## Exercise prompt
Every line below is to be quoted exactly, with nothing added or dropped.

## Data listing
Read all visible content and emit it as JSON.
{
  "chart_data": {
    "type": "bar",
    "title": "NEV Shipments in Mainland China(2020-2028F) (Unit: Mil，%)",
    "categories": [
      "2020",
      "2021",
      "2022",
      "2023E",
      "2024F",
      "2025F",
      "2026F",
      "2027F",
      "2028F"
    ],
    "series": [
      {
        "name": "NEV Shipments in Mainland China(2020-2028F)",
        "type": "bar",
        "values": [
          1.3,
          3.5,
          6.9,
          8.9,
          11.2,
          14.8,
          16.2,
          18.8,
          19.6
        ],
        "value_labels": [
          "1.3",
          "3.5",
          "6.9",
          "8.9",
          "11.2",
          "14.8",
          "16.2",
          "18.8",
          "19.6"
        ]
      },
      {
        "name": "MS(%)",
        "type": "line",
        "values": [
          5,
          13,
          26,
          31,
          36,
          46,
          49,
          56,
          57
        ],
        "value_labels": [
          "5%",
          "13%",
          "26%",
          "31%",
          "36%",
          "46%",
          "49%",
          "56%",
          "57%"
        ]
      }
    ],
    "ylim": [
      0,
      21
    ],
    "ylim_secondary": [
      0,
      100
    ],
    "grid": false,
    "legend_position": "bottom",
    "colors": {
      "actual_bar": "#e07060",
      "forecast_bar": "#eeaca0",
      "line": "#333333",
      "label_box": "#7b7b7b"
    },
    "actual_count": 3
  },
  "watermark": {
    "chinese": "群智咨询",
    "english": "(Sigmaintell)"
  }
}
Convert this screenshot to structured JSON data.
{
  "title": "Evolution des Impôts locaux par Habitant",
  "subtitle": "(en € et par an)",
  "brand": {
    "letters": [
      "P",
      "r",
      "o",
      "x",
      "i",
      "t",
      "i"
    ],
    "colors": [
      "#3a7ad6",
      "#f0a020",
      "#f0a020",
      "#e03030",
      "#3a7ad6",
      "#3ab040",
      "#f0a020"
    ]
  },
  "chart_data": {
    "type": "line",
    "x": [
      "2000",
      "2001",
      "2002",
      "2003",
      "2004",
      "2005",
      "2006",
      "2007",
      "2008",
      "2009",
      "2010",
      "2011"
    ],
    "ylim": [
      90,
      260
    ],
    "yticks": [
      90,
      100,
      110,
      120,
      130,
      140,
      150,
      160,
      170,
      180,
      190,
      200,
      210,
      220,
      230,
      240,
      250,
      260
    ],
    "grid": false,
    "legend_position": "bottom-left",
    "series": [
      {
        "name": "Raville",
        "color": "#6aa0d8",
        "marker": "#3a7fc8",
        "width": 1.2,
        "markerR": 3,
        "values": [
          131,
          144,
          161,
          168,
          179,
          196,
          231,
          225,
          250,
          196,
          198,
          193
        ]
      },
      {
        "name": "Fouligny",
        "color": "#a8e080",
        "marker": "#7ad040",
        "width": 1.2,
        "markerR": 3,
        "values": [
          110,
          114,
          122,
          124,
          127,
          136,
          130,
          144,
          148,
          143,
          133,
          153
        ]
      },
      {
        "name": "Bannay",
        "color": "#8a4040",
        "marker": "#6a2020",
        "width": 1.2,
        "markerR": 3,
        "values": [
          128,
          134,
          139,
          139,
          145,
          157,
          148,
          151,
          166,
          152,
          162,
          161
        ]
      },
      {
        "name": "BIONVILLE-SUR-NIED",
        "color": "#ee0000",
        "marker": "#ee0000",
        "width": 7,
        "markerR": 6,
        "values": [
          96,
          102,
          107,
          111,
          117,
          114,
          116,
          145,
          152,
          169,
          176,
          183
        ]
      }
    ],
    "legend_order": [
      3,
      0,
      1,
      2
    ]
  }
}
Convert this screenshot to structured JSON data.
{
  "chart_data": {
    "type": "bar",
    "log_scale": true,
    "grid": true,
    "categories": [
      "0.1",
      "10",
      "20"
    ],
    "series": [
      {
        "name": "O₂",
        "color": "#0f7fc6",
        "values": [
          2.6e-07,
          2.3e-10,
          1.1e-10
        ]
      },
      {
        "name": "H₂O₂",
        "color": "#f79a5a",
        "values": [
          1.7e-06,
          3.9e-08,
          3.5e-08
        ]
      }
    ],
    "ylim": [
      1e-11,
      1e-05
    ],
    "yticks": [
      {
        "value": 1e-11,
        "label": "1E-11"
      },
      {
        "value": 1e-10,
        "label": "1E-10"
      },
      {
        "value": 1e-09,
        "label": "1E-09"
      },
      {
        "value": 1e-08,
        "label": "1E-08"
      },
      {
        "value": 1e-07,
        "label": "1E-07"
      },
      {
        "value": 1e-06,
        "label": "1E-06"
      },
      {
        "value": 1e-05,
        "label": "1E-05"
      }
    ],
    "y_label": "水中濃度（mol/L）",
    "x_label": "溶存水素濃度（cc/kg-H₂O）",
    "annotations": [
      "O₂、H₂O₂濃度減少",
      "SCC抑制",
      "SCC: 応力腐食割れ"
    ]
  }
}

## Completed task
Read all visible content and emit it as JSON.
{
  "chart_data": {
    "type": "bar",
    "title": "NEV Shipments in Mainland China(2020-2028F) (Unit: Mil，%)",
    "categories": [
      "2020",
      "2021",
      "2022",
      "2023E",
      "2024F",
      "2025F",
      "2026F",
      "2027F",
      "2028F"
    ],
    "series": [
      {
        "name": "NEV Shipments in Mainland China(2020-2028F)",
        "type": "bar",
        "values": [
          1.3,
          3.5,
          6.9,
          8.9,
          11.2,
          14.8,
          16.2,
          18.8,
          19.6
        ],
        "value_labels": [
          "1.3",
          "3.5",
          "6.9",
          "8.9",
          "11.2",
          "14.8",
          "16.2",
          "18.8",
          "19.6"
        ]
      },
      {
        "name": "MS(%)",
        "type": "line",
        "values": [
          5,
          13,
          26,
          31,
          36,
          46,
          49,
          56,
          57
        ],
        "value_labels": [
          "5%",
          "13%",
          "26%",
          "31%",
          "36%",
          "46%",
          "49%",
          "56%",
          "57%"
        ]
      }
    ],
    "ylim": [
      0,
      21
    ],
    "ylim_secondary": [
      0,
      100
    ],
    "grid": false,
    "legend_position": "bottom",
    "colors": {
      "actual_bar": "#e07060",
      "forecast_bar": "#eeaca0",
      "line": "#333333",
      "label_box": "#7b7b7b"
    },
    "actual_count": 3
  },
  "watermark": {
    "chinese": "群智咨询",
    "english": "(Sigmaintell)"
  }
}
Convert this screenshot to structured JSON data.
{
  "title": "Evolution des Impôts locaux par Habitant",
  "subtitle": "(en € et par an)",
  "brand": {
    "letters": [
      "P",
      "r",
      "o",
      "x",
      "i",
      "t",
      "i"
    ],
    "colors": [
      "#3a7ad6",
      "#f0a020",
      "#f0a020",
      "#e03030",
      "#3a7ad6",
      "#3ab040",
      "#f0a020"
    ]
  },
  "chart_data": {
    "type": "line",
    "x": [
      "2000",
      "2001",
      "2002",
      "2003",
      "2004",
      "2005",
      "2006",
      "2007",
      "2008",
      "2009",
      "2010",
      "2011"
    ],
    "ylim": [
      90,
      260
    ],
    "yticks": [
      90,
      100,
      110,
      120,
      130,
      140,
      150,
      160,
      170,
      180,
      190,
      200,
      210,
      220,
      230,
      240,
      250,
      260
    ],
    "grid": false,
    "legend_position": "bottom-left",
    "series": [
      {
        "name": "Raville",
        "color": "#6aa0d8",
        "marker": "#3a7fc8",
        "width": 1.2,
        "markerR": 3,
        "values": [
          131,
          144,
          161,
          168,
          179,
          196,
          231,
          225,
          250,
          196,
          198,
          193
        ]
      },
      {
        "name": "Fouligny",
        "color": "#a8e080",
        "marker": "#7ad040",
        "width": 1.2,
        "markerR": 3,
        "values": [
          110,
          114,
          122,
          124,
          127,
          136,
          130,
          144,
          148,
          143,
          133,
          153
        ]
      },
      {
        "name": "Bannay",
        "color": "#8a4040",
        "marker": "#6a2020",
        "width": 1.2,
        "markerR": 3,
        "values": [
          128,
          134,
          139,
          139,
          145,
          157,
          148,
          151,
          166,
          152,
          162,
          161
        ]
      },
      {
        "name": "BIONVILLE-SUR-NIED",
        "color": "#ee0000",
        "marker": "#ee0000",
        "width": 7,
        "markerR": 6,
        "values": [
          96,
          102,
          107,
          111,
          117,
          114,
          116,
          145,
          152,
          169,
          176,
          183
        ]
      }
    ],
    "legend_order": [
      3,
      0,
      1,
      2
    ]
  }
}
Convert this screenshot to structured JSON data.
{
  "chart_data": {
    "type": "bar",
    "log_scale": true,
    "grid": true,
    "categories": [
      "0.1",
      "10",
      "20"
    ],
    "series": [
      {
        "name": "O₂",
        "color": "#0f7fc6",
        "values": [
          2.6e-07,
          2.3e-10,
          1.1e-10
        ]
      },
      {
        "name": "H₂O₂",
        "color": "#f79a5a",
        "values": [
          1.7e-06,
          3.9e-08,
          3.5e-08
        ]
      }
    ],
    "ylim": [
      1e-11,
      1e-05
    ],
    "yticks": [
      {
        "value": 1e-11,
        "label": "1E-11"
      },
      {
        "value": 1e-10,
        "label": "1E-10"
      },
      {
        "value": 1e-09,
        "label": "1E-09"
      },
      {
        "value": 1e-08,
        "label": "1E-08"
      },
      {
        "value": 1e-07,
        "label": "1E-07"
      },
      {
        "value": 1e-06,
        "label": "1E-06"
      },
      {
        "value": 1e-05,
        "label": "1E-05"
      }
    ],
    "y_label": "水中濃度（mol/L）",
    "x_label": "溶存水素濃度（cc/kg-H₂O）",
    "annotations": [
      "O₂、H₂O₂濃度減少",
      "SCC抑制",
      "SCC: 応力腐食割れ"
    ]
  }
}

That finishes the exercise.